READING TEXT ::
* * * * *

A student in Lutz, Florida, graduated from Steinbrenner High School with an 11.99 weighted GPA — surpassing the previous Florida state record of 11.84. Vaibhav Bhaskar earned it by completing 20 Advanced Placement classes and 24 dual-enrollment college courses through the University of Florida’s online program, enough to earn an associate’s degree alongside his diploma. He will attend Duke University in the fall.
And the Hillsborough County school board, having watched that number climb, voted to cap the weighted GPA system so that no student in the district can do it again.
The board’s own explanation, recorded in its policy language, names both the mechanism and the harm. College admissions officers, the district said, were forced to “recalculate” these “unusually high” GPAs to bring them back in line with the rest of the state. Then this: “the current weighting often encourages students to enroll in excessive online courses to achieve an inflated GPA, resulting in stressful and unhealthy learning habits and mental health concerns.”

* * * * *

DATASET EXTRACT ::
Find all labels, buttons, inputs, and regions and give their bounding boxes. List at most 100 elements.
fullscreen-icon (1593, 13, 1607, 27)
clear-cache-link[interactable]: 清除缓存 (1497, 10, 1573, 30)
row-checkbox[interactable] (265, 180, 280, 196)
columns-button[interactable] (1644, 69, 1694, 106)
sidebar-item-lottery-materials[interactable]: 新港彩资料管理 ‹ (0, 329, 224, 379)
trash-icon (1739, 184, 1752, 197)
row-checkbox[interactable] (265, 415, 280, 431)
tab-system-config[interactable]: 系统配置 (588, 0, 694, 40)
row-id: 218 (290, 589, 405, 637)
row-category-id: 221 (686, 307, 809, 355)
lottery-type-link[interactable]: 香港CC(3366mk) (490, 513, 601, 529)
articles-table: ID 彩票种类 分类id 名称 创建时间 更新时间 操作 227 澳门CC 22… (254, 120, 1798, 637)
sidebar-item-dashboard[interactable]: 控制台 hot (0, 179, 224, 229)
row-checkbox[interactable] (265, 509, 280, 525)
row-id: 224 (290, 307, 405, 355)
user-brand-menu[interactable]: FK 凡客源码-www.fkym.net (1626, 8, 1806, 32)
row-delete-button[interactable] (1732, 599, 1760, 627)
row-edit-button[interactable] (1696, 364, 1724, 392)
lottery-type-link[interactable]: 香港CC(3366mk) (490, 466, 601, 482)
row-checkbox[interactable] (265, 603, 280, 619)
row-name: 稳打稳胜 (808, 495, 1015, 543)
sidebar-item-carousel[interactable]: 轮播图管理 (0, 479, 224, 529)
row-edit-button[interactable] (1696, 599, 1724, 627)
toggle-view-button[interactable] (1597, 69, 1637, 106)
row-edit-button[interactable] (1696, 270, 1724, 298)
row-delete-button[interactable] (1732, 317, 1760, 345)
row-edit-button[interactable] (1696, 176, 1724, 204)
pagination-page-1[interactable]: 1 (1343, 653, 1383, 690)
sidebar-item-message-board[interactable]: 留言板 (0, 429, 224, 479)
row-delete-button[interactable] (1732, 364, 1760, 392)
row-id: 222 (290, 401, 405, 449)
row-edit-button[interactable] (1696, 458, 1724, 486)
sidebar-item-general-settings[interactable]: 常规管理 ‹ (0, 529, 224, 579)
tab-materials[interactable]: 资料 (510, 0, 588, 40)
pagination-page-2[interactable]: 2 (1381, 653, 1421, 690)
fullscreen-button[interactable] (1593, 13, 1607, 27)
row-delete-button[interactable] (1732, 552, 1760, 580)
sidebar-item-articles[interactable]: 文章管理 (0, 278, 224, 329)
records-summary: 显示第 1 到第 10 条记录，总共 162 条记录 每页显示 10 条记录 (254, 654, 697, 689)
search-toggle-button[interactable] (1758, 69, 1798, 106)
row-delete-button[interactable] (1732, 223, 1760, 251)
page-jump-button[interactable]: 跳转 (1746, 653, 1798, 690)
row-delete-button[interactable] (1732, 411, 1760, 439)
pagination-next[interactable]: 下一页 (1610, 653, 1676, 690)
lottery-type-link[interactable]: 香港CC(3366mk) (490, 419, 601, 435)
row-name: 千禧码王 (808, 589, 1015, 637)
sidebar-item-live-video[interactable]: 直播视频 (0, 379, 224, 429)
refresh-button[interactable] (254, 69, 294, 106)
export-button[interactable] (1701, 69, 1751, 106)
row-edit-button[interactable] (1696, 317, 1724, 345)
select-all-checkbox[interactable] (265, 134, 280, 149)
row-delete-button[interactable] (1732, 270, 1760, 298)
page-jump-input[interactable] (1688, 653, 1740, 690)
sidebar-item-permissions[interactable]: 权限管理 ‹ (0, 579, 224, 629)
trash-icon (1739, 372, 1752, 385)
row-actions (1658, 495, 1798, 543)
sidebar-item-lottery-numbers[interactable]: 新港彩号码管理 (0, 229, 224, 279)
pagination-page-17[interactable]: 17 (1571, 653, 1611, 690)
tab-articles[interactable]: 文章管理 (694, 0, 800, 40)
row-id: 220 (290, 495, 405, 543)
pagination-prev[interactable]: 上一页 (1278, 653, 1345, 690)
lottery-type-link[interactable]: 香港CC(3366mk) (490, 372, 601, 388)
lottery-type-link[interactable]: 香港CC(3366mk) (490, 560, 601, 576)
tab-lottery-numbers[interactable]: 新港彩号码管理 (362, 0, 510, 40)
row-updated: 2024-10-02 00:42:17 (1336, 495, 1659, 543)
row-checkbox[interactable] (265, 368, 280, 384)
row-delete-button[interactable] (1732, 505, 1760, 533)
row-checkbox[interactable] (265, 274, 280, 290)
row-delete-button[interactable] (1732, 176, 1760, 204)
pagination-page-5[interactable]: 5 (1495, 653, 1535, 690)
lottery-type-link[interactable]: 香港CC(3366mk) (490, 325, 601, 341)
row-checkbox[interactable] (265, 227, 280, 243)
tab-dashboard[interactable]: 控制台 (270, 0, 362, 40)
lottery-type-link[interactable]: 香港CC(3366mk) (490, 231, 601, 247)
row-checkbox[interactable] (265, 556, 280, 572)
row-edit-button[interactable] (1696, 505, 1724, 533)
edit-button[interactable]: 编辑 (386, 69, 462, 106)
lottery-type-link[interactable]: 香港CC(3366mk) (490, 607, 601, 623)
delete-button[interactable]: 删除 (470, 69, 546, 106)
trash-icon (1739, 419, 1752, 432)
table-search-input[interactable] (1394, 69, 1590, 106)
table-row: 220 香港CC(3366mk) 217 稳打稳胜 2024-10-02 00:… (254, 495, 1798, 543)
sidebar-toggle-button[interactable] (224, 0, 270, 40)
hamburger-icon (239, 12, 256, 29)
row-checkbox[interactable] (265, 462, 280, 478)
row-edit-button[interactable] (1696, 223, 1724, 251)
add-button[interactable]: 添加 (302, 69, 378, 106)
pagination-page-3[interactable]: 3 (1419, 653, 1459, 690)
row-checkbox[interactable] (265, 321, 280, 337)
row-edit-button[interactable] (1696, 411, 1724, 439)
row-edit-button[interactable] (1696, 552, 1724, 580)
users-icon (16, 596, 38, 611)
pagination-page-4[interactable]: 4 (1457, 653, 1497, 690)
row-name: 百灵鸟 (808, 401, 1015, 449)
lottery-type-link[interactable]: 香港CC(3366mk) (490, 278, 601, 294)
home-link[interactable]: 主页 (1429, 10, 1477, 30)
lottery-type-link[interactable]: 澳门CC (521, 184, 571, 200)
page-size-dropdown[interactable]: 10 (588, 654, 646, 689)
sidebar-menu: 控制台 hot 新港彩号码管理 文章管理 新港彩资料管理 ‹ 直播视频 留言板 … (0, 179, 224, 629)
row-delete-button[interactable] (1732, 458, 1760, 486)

* * * * *

TASKS TO PERFORM ::
A. Return, word for word, the part of the article about the record GPA that starts with the words containing "A student in" and ends with "in the fall.".
B. In the article about the record GPA and the county's cap, list every school, college or university it names.
C. Continue the article about the record GPA and the school board's cap, picking up right after its last sentence.

RESPONSES BY TASK ::
A.
A student in Lutz, Florida, graduated from Steinbrenner High School with an 11.99 weighted GPA — surpassing the previous Florida state record of 11.84. Vaibhav Bhaskar earned it by completing 20 Advanced Placement classes and 24 dual-enrollment college courses through the University of Florida’s online program, enough to earn an associate’s degree alongside his diploma. He will attend Duke University in the fall.

B.
Steinbrenner High School
University of Florida
Duke University

C.
That is the board that built the system confessing, in its own language, that the system was producing harm. The weighted GPA system assigned additional grade points for each advanced course completed. The incentive was volume: take more AP classes, accumulate more weight, produce a higher number. A student who took five AP classes and excelled in every one was outperformed on the weighted GPA by a student who took twenty — regardless of depth, by the system’s own design. The board’s architecture rewarded exactly the pattern it later described as unhealthy. The 11.99 was not a student gaming the system. The 11.99 was the system working as designed.
The board’s response — capping the weighted GPA at a fixed ceiling — addresses the output. It does not address the incentive. A student next year can still enroll in 20 AP classes and 24 dual-enrollment courses. The volume incentive remains. The weighted GPA still assigns extra points for each advanced course. The cap prevents the number from climbing past a threshold; it does not prevent the schedule that produced it. The board closed the scoreboard. It left the game running.
The biblical tradition has a name for this kind of failure: a system without a built-in boundary that runs until it consumes the people inside it. The Sabbath commandment — “Remember the Sabbath day, to keep it holy. Six days you shall labor and do all your work, but the seventh day is a Sabbath to the Lord your God” (Exodus 20:8-10) — does not say rest when the work is finished. It says rest because the boundary is not negotiable. The commandment builds the limit into the structure from the beginning. The Hillsborough County board imposed a limit after the damage. The difference is the difference between a system designed to protect its people and a system that has to be pulled back from harming them.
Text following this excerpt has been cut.